### EXERCISE BRIEF
A line counts if it contains the word "โกศลว" at least once. State how many such lines the records contain, giving the number alone.

### STORED RECORDS
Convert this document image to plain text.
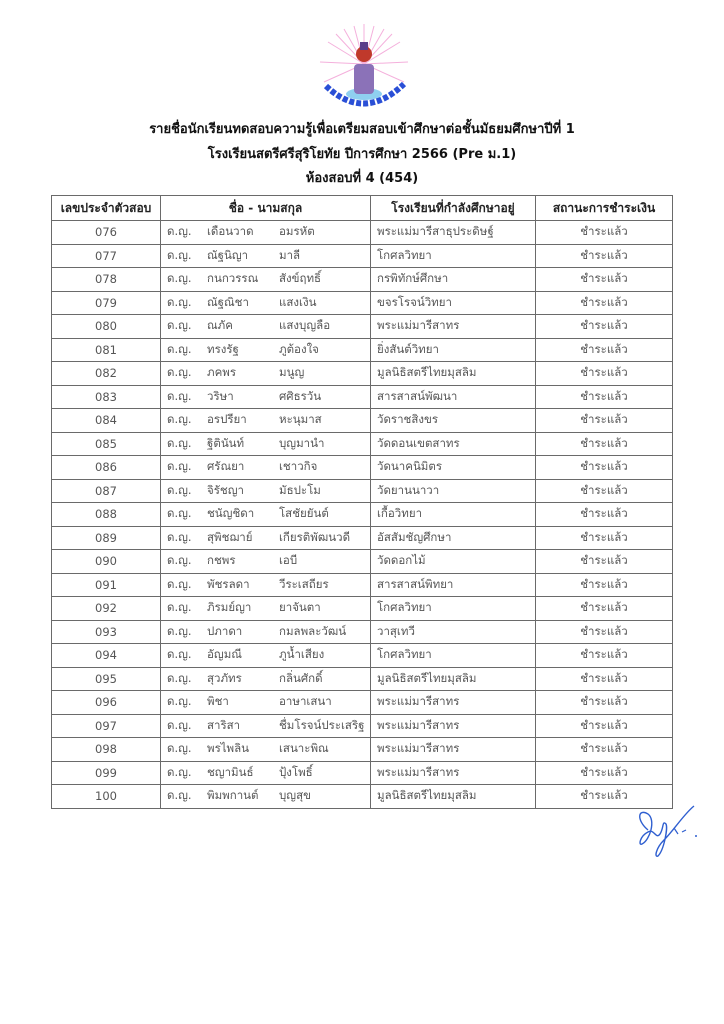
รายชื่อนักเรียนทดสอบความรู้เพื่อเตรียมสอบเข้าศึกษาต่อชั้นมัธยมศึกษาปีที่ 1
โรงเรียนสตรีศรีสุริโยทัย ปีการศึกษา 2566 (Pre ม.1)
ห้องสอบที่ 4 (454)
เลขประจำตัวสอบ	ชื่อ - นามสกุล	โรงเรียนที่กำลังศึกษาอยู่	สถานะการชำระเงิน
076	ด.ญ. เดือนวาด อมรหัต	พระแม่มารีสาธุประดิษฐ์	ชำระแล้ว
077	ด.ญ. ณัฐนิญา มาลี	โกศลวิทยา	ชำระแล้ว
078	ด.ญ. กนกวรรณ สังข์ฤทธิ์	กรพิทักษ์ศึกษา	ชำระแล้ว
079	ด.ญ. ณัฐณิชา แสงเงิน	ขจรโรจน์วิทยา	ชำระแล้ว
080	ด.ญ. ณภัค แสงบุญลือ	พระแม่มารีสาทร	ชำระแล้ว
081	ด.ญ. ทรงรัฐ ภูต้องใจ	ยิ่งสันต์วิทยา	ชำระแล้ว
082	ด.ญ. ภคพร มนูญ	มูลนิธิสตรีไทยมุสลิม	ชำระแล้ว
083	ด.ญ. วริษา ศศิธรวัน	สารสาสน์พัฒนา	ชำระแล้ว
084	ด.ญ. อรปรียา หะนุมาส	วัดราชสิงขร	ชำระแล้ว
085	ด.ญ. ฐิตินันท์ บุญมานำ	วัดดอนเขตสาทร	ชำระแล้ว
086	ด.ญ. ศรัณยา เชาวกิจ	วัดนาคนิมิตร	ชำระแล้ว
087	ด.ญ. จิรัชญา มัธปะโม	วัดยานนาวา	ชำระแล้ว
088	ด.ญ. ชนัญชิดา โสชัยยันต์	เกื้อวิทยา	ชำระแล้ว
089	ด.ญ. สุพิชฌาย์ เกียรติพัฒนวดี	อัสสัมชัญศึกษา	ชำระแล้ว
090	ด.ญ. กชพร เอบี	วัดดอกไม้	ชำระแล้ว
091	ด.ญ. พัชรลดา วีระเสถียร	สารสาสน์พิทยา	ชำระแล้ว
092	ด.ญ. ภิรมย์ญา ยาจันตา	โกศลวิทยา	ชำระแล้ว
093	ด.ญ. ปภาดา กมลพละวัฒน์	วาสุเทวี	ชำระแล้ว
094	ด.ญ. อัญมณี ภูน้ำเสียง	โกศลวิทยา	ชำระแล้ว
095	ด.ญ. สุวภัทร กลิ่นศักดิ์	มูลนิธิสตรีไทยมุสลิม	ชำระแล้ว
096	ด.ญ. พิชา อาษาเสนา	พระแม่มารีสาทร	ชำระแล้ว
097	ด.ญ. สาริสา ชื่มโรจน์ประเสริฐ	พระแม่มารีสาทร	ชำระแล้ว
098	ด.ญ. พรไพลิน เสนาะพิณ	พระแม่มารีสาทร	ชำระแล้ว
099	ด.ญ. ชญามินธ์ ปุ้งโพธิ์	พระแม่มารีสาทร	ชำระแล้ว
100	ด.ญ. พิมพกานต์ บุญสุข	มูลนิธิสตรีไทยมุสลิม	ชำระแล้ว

### COMPLETE RESPONSE
3